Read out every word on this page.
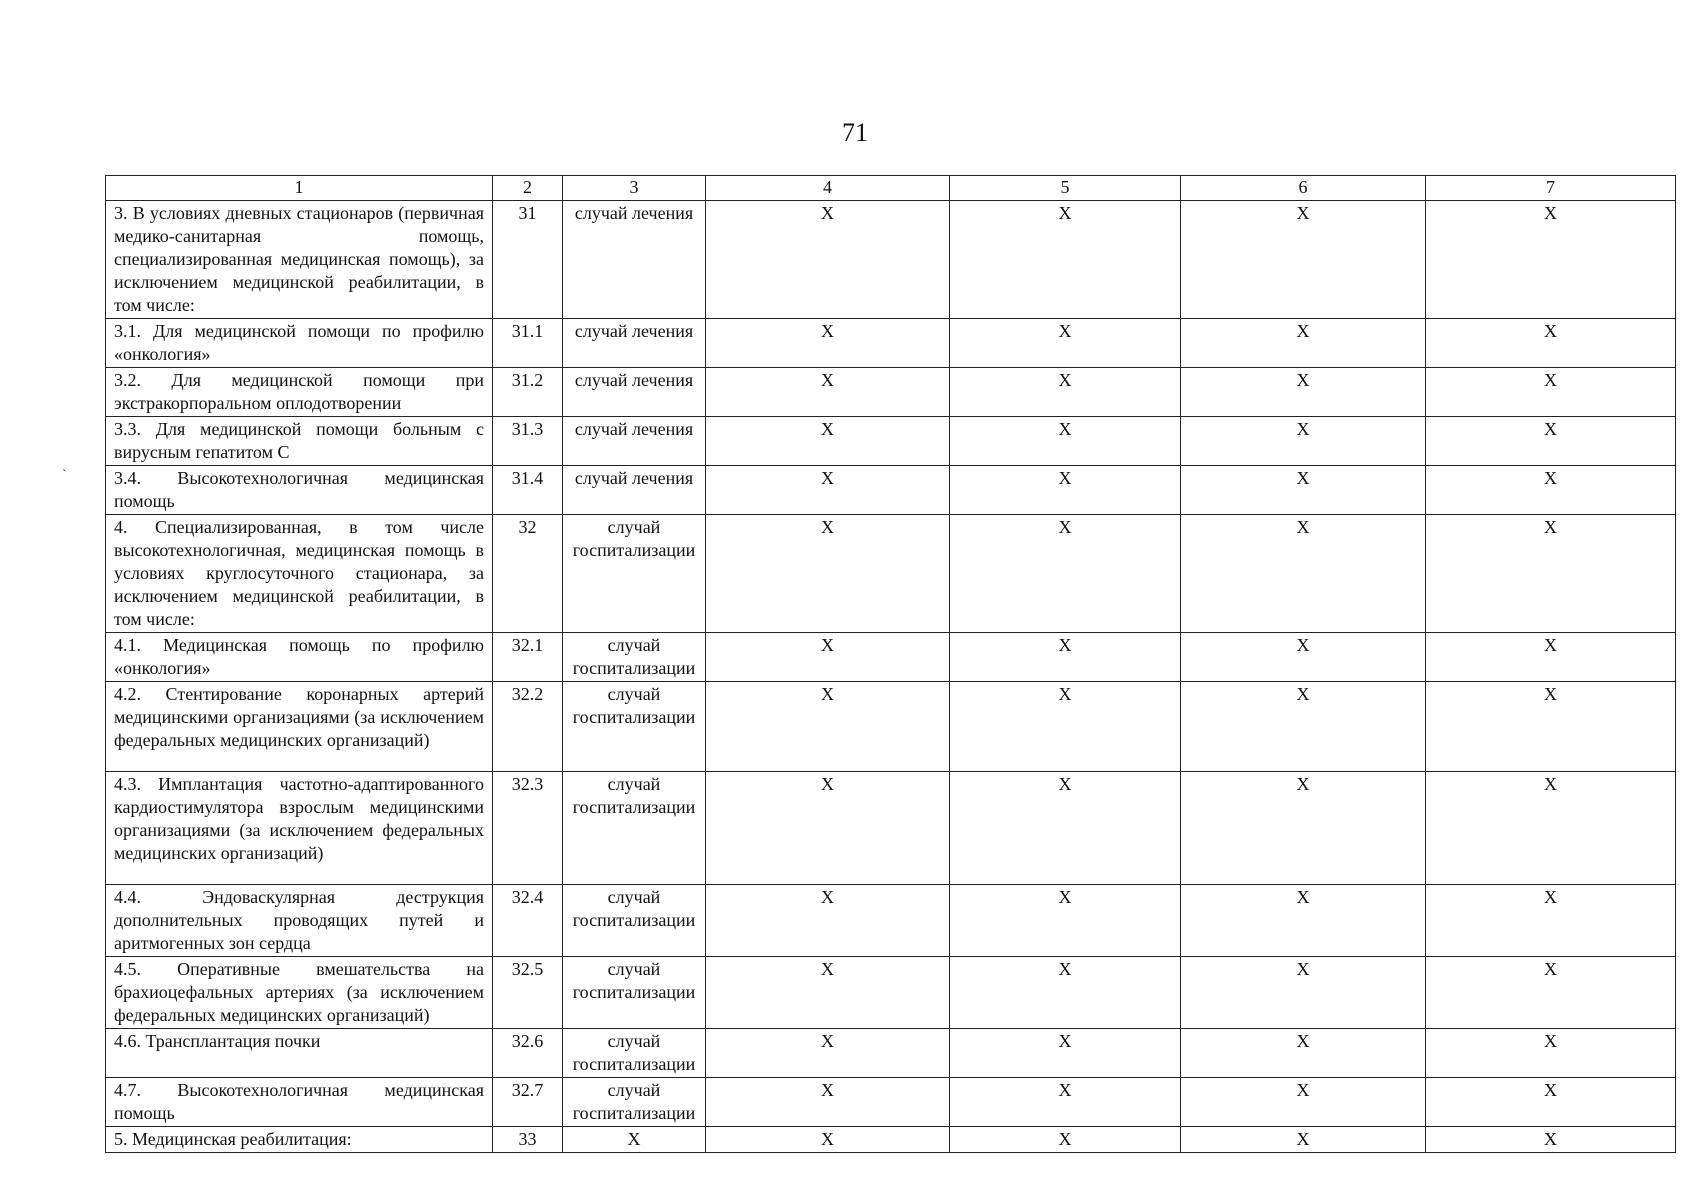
71
`
1	2	3	4	5	6	7
3. В условиях дневных стационаров (первичная медико-санитарная помощь, специализированная медицинская помощь), за исключением медицинской реабилитации, в том числе:	31	случай лечения	X	X	X	X
3.1. Для медицинской помощи по профилю «онкология»	31.1	случай лечения	X	X	X	X
3.2. Для медицинской помощи при экстракорпоральном оплодотворении	31.2	случай лечения	X	X	X	X
3.3. Для медицинской помощи больным с вирусным гепатитом С	31.3	случай лечения	X	X	X	X
3.4. Высокотехнологичная медицинская помощь	31.4	случай лечения	X	X	X	X
4. Специализированная, в том числе высокотехнологичная, медицинская помощь в условиях круглосуточного стационара, за исключением медицинской реабилитации, в том числе:	32	случай госпитализации	X	X	X	X
4.1. Медицинская помощь по профилю «онкология»	32.1	случай госпитализации	X	X	X	X
4.2. Стентирование коронарных артерий медицинскими организациями (за исключением федеральных медицинских организаций)	32.2	случай госпитализации	X	X	X	X
4.3. Имплантация частотно-адаптированного кардиостимулятора взрослым медицинскими организациями (за исключением федеральных медицинских организаций)	32.3	случай госпитализации	X	X	X	X
4.4. Эндоваскулярная деструкция дополнительных проводящих путей и аритмогенных зон сердца	32.4	случай госпитализации	X	X	X	X
4.5. Оперативные вмешательства на брахиоцефальных артериях (за исключением федеральных медицинских организаций)	32.5	случай госпитализации	X	X	X	X
4.6. Трансплантация почки	32.6	случай госпитализации	X	X	X	X
4.7. Высокотехнологичная медицинская помощь	32.7	случай госпитализации	X	X	X	X
5. Медицинская реабилитация:	33	X	X	X	X	X
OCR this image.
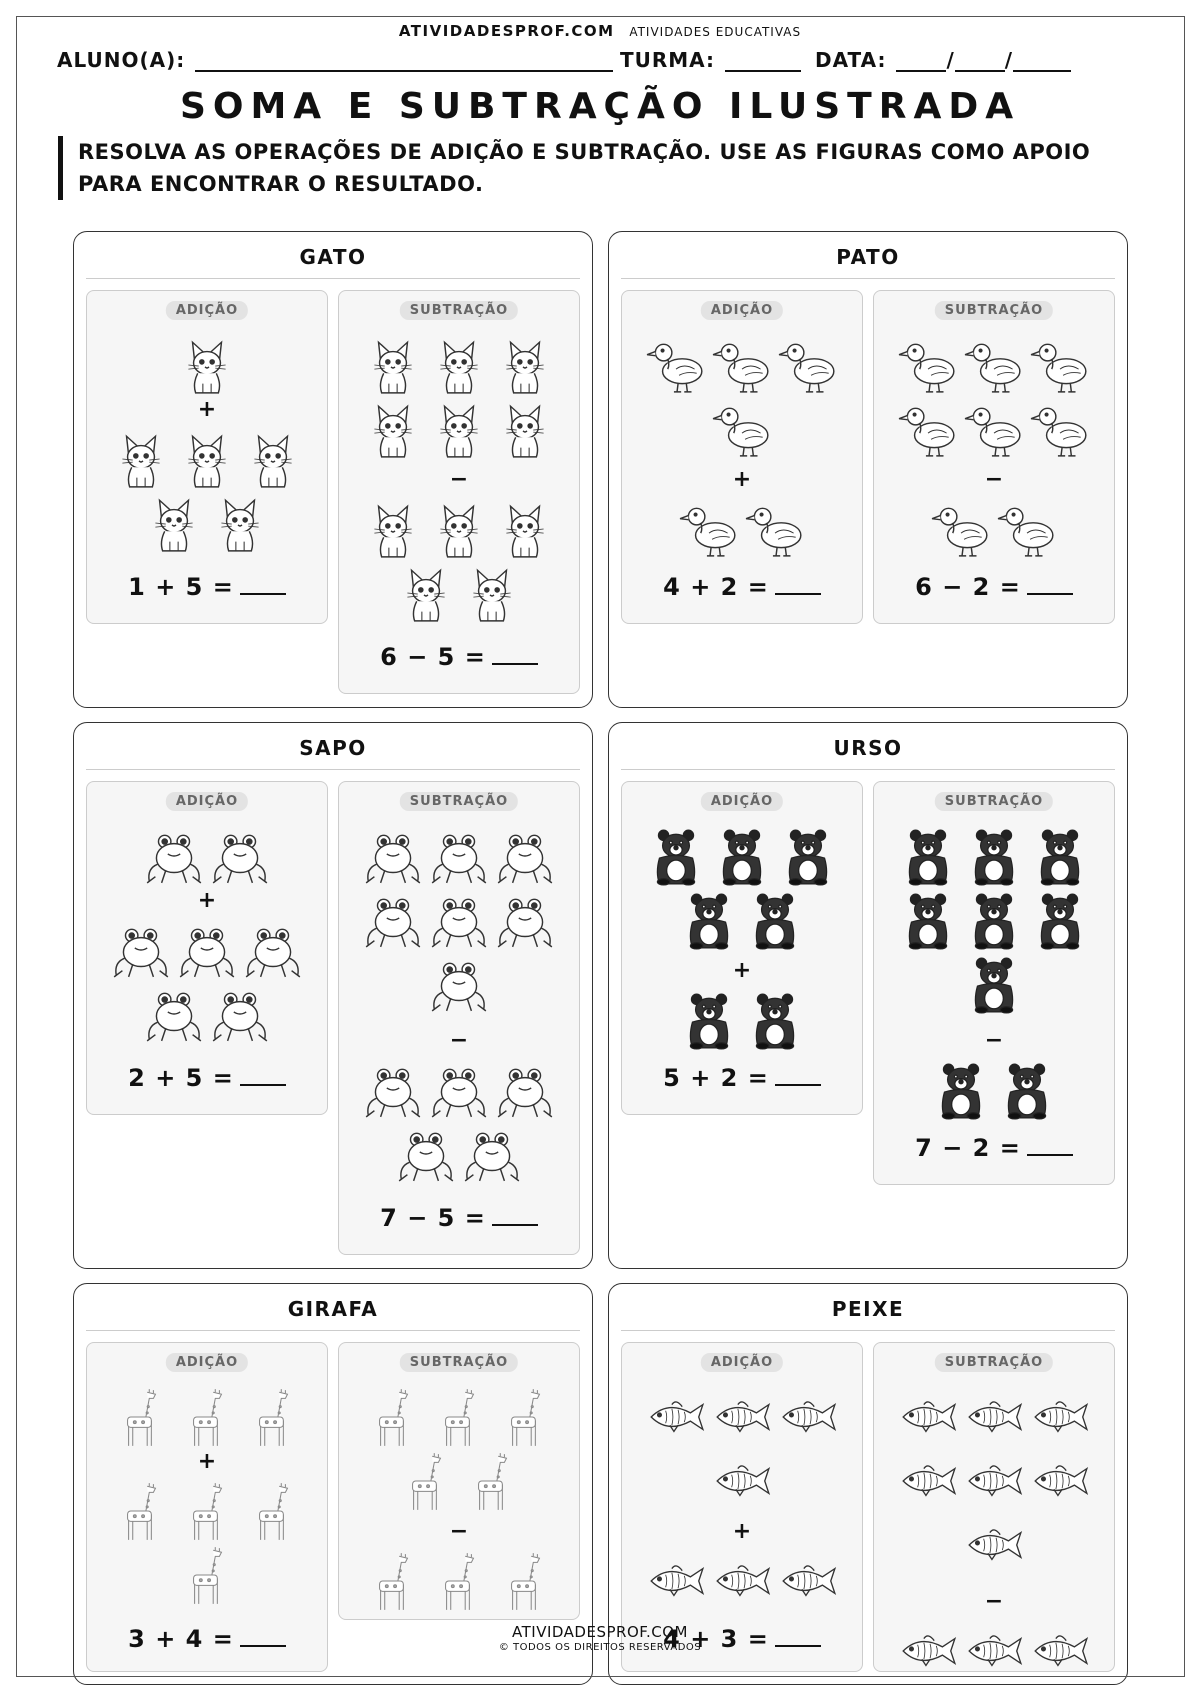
ATIVIDADESPROF.COM ATIVIDADES EDUCATIVAS
ALUNO(A):	TURMA:	DATA:	/	/
SOMA E SUBTRAÇÃO ILUSTRADA
RESOLVA AS OPERAÇÕES DE ADIÇÃO E SUBTRAÇÃO. USE AS FIGURAS COMO APOIO
PARA ENCONTRAR O RESULTADO.
GATO
ADIÇÃO
+
1 + 5 =
SUBTRAÇÃO
−
6 − 5 =
PATO
ADIÇÃO
+
4 + 2 =
SUBTRAÇÃO
−
6 − 2 =
SAPO
ADIÇÃO
+
2 + 5 =
SUBTRAÇÃO
−
7 − 5 =
URSO
ADIÇÃO
+
5 + 2 =
SUBTRAÇÃO
−
7 − 2 =
GIRAFA
ADIÇÃO
+
3 + 4 =
SUBTRAÇÃO
−
PEIXE
ADIÇÃO
+
4 + 3 =
SUBTRAÇÃO
−
ATIVIDADESPROF.COM
© TODOS OS DIREITOS RESERVADOS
________________________________________
INSTRUCTION — From the material, report only how many lines include the word "профилю".

THE RESPONSE — 2